Data for this exercise -
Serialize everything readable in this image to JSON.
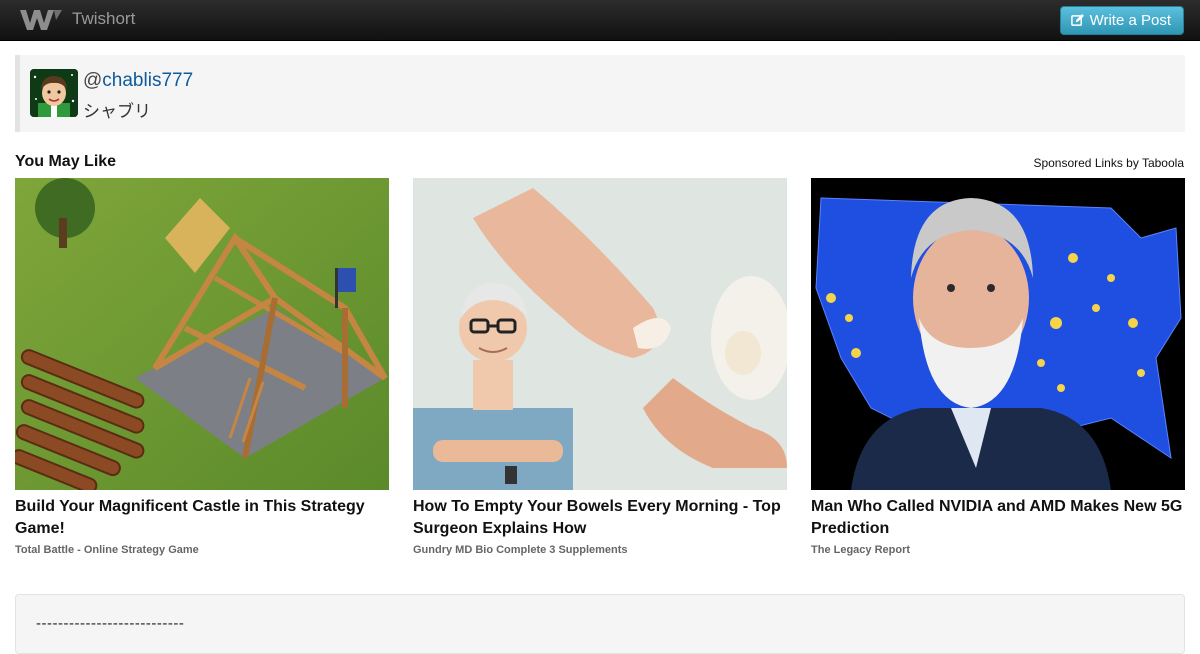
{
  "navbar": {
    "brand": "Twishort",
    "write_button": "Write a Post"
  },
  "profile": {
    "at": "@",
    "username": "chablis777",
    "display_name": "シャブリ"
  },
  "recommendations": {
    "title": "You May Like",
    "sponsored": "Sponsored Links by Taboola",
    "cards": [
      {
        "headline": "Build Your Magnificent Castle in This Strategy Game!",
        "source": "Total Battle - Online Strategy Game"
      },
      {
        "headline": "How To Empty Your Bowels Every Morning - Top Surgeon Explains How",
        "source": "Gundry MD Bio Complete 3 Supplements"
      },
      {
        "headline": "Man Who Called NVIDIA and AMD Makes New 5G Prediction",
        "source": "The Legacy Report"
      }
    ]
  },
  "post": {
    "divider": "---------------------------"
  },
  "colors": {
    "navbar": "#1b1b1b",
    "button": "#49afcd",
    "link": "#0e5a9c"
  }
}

Task brief - Make an exact copy of all entries above, dropping the images.

Problem solution -
Serialize everything readable in this image to JSON.
{
  "navbar": {
    "brand": "Twishort",
    "write_button": "Write a Post"
  },
  "profile": {
    "at": "@",
    "username": "chablis777",
    "display_name": "シャブリ"
  },
  "recommendations": {
    "title": "You May Like",
    "sponsored": "Sponsored Links by Taboola",
    "cards": [
      {
        "headline": "Build Your Magnificent Castle in This Strategy Game!",
        "source": "Total Battle - Online Strategy Game"
      },
      {
        "headline": "How To Empty Your Bowels Every Morning - Top Surgeon Explains How",
        "source": "Gundry MD Bio Complete 3 Supplements"
      },
      {
        "headline": "Man Who Called NVIDIA and AMD Makes New 5G Prediction",
        "source": "The Legacy Report"
      }
    ]
  },
  "post": {
    "divider": "---------------------------"
  },
  "colors": {
    "navbar": "#1b1b1b",
    "button": "#49afcd",
    "link": "#0e5a9c"
  }
}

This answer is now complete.